What you have to do: In the data below, find every line with the string "Prozentpunkten" and pull it out.

------------------------------------------------------------

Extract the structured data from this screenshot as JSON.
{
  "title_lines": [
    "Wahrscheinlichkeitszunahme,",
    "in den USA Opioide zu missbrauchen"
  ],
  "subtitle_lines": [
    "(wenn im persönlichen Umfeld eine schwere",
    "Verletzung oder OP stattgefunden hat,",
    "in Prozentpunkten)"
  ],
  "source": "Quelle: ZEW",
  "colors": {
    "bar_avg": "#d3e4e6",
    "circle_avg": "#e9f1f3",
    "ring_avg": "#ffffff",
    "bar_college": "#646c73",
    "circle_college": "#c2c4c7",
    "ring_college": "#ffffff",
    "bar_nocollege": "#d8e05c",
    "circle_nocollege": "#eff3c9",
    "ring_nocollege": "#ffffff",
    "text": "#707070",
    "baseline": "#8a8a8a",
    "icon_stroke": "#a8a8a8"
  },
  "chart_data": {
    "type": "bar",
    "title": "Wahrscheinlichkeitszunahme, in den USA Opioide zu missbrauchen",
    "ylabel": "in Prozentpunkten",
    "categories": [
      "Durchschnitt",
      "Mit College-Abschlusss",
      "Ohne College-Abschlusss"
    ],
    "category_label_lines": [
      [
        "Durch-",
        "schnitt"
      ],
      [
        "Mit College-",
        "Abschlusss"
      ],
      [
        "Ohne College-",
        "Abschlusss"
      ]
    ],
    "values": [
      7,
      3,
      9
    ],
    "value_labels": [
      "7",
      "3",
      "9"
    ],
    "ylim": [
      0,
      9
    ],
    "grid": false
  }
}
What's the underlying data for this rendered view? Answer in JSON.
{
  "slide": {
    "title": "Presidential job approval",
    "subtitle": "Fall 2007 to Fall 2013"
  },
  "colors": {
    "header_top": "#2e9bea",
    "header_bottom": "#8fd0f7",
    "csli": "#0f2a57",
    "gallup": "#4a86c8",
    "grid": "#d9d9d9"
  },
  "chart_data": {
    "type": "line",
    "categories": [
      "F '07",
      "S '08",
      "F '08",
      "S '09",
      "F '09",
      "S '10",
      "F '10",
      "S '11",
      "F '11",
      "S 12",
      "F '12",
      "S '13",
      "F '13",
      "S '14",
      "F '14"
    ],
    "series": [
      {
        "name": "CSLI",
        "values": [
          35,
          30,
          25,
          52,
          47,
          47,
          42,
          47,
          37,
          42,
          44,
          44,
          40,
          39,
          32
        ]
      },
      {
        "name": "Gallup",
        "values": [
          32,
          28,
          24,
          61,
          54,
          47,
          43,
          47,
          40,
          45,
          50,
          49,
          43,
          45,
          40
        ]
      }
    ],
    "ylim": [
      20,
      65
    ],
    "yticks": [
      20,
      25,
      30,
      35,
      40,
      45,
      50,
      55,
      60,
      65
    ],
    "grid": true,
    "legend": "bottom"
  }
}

------------------------------------------------------------

The output:
    "in Prozentpunkten)"
    "ylabel": "in Prozentpunkten",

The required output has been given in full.